CHALLENGE:
Print every entry exactly as written.

LISTED ENTRIES:
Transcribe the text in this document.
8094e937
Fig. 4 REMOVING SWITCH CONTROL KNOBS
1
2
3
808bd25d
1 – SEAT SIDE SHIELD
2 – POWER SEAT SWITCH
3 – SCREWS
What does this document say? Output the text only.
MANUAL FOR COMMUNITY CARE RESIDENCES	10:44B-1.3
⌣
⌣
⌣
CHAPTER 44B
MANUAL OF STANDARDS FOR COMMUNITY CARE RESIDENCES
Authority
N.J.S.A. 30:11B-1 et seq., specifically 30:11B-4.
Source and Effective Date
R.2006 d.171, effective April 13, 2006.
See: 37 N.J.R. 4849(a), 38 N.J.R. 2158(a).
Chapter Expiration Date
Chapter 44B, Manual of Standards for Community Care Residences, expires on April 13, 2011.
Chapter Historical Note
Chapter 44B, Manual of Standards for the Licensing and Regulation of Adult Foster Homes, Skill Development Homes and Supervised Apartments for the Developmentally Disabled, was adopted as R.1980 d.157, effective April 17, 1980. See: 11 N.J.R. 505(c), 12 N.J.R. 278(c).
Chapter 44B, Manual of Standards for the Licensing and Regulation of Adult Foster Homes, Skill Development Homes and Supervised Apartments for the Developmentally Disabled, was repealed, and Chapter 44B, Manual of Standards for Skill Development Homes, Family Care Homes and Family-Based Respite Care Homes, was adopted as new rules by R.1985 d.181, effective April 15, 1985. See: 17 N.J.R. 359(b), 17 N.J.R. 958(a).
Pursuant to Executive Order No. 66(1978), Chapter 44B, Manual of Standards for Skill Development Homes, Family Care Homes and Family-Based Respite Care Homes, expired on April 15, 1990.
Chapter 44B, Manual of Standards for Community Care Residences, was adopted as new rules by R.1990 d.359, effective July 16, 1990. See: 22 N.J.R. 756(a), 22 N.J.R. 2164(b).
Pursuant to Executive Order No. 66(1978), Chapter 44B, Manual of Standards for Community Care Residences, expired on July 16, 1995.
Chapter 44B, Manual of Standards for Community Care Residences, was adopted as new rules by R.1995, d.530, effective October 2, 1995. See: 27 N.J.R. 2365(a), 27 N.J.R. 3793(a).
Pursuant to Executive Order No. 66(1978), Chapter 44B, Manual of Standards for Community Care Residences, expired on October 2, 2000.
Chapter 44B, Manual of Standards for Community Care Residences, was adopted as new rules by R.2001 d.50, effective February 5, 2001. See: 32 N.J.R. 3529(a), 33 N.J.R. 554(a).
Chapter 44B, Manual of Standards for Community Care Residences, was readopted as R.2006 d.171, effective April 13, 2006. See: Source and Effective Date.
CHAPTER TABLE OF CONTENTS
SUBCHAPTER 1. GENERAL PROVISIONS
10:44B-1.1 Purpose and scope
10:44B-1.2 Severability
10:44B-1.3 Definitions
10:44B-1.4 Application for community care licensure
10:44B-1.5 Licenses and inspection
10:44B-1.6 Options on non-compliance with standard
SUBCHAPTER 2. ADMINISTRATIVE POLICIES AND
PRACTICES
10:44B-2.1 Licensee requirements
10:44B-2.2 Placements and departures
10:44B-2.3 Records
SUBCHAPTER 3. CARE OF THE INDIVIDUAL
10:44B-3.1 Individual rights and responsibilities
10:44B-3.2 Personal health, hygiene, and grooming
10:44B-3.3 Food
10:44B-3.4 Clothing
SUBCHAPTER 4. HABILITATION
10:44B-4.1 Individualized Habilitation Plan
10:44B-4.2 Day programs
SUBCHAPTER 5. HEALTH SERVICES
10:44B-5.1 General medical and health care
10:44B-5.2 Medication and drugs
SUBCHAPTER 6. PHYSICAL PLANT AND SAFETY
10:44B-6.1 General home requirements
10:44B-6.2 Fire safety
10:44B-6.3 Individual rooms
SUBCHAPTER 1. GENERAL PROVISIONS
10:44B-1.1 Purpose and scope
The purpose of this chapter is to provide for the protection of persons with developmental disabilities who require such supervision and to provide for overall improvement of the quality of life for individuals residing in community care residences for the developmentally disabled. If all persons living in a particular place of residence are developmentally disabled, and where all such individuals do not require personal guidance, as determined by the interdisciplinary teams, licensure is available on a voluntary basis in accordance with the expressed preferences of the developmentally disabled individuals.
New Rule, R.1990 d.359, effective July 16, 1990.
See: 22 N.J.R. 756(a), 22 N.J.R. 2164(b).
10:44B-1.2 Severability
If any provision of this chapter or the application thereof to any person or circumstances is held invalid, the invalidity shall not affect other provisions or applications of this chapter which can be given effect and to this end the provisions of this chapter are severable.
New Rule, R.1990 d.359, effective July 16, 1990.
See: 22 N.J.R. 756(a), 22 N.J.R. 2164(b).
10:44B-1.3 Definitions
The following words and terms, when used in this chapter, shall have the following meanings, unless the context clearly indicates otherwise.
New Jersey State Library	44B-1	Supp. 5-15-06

FINAL ANSWER:
Transcribe the text in this document.
8094e937
Fig. 4 REMOVING SWITCH CONTROL KNOBS
1
2
3
808bd25d
1 – SEAT SIDE SHIELD
2 – POWER SEAT SWITCH
3 – SCREWS
What does this document say? Output the text only.
MANUAL FOR COMMUNITY CARE RESIDENCES	10:44B-1.3
⌣
⌣
⌣
CHAPTER 44B
MANUAL OF STANDARDS FOR COMMUNITY CARE RESIDENCES
Authority
N.J.S.A. 30:11B-1 et seq., specifically 30:11B-4.
Source and Effective Date
R.2006 d.171, effective April 13, 2006.
See: 37 N.J.R. 4849(a), 38 N.J.R. 2158(a).
Chapter Expiration Date
Chapter 44B, Manual of Standards for Community Care Residences, expires on April 13, 2011.
Chapter Historical Note
Chapter 44B, Manual of Standards for the Licensing and Regulation of Adult Foster Homes, Skill Development Homes and Supervised Apartments for the Developmentally Disabled, was adopted as R.1980 d.157, effective April 17, 1980. See: 11 N.J.R. 505(c), 12 N.J.R. 278(c).
Chapter 44B, Manual of Standards for the Licensing and Regulation of Adult Foster Homes, Skill Development Homes and Supervised Apartments for the Developmentally Disabled, was repealed, and Chapter 44B, Manual of Standards for Skill Development Homes, Family Care Homes and Family-Based Respite Care Homes, was adopted as new rules by R.1985 d.181, effective April 15, 1985. See: 17 N.J.R. 359(b), 17 N.J.R. 958(a).
Pursuant to Executive Order No. 66(1978), Chapter 44B, Manual of Standards for Skill Development Homes, Family Care Homes and Family-Based Respite Care Homes, expired on April 15, 1990.
Chapter 44B, Manual of Standards for Community Care Residences, was adopted as new rules by R.1990 d.359, effective July 16, 1990. See: 22 N.J.R. 756(a), 22 N.J.R. 2164(b).
Pursuant to Executive Order No. 66(1978), Chapter 44B, Manual of Standards for Community Care Residences, expired on July 16, 1995.
Chapter 44B, Manual of Standards for Community Care Residences, was adopted as new rules by R.1995, d.530, effective October 2, 1995. See: 27 N.J.R. 2365(a), 27 N.J.R. 3793(a).
Pursuant to Executive Order No. 66(1978), Chapter 44B, Manual of Standards for Community Care Residences, expired on October 2, 2000.
Chapter 44B, Manual of Standards for Community Care Residences, was adopted as new rules by R.2001 d.50, effective February 5, 2001. See: 32 N.J.R. 3529(a), 33 N.J.R. 554(a).
Chapter 44B, Manual of Standards for Community Care Residences, was readopted as R.2006 d.171, effective April 13, 2006. See: Source and Effective Date.
CHAPTER TABLE OF CONTENTS
SUBCHAPTER 1. GENERAL PROVISIONS
10:44B-1.1 Purpose and scope
10:44B-1.2 Severability
10:44B-1.3 Definitions
10:44B-1.4 Application for community care licensure
10:44B-1.5 Licenses and inspection
10:44B-1.6 Options on non-compliance with standard
SUBCHAPTER 2. ADMINISTRATIVE POLICIES AND
PRACTICES
10:44B-2.1 Licensee requirements
10:44B-2.2 Placements and departures
10:44B-2.3 Records
SUBCHAPTER 3. CARE OF THE INDIVIDUAL
10:44B-3.1 Individual rights and responsibilities
10:44B-3.2 Personal health, hygiene, and grooming
10:44B-3.3 Food
10:44B-3.4 Clothing
SUBCHAPTER 4. HABILITATION
10:44B-4.1 Individualized Habilitation Plan
10:44B-4.2 Day programs
SUBCHAPTER 5. HEALTH SERVICES
10:44B-5.1 General medical and health care
10:44B-5.2 Medication and drugs
SUBCHAPTER 6. PHYSICAL PLANT AND SAFETY
10:44B-6.1 General home requirements
10:44B-6.2 Fire safety
10:44B-6.3 Individual rooms
SUBCHAPTER 1. GENERAL PROVISIONS
10:44B-1.1 Purpose and scope
The purpose of this chapter is to provide for the protection of persons with developmental disabilities who require such supervision and to provide for overall improvement of the quality of life for individuals residing in community care residences for the developmentally disabled. If all persons living in a particular place of residence are developmentally disabled, and where all such individuals do not require personal guidance, as determined by the interdisciplinary teams, licensure is available on a voluntary basis in accordance with the expressed preferences of the developmentally disabled individuals.
New Rule, R.1990 d.359, effective July 16, 1990.
See: 22 N.J.R. 756(a), 22 N.J.R. 2164(b).
10:44B-1.2 Severability
If any provision of this chapter or the application thereof to any person or circumstances is held invalid, the invalidity shall not affect other provisions or applications of this chapter which can be given effect and to this end the provisions of this chapter are severable.
New Rule, R.1990 d.359, effective July 16, 1990.
See: 22 N.J.R. 756(a), 22 N.J.R. 2164(b).
10:44B-1.3 Definitions
The following words and terms, when used in this chapter, shall have the following meanings, unless the context clearly indicates otherwise.
New Jersey State Library	44B-1	Supp. 5-15-06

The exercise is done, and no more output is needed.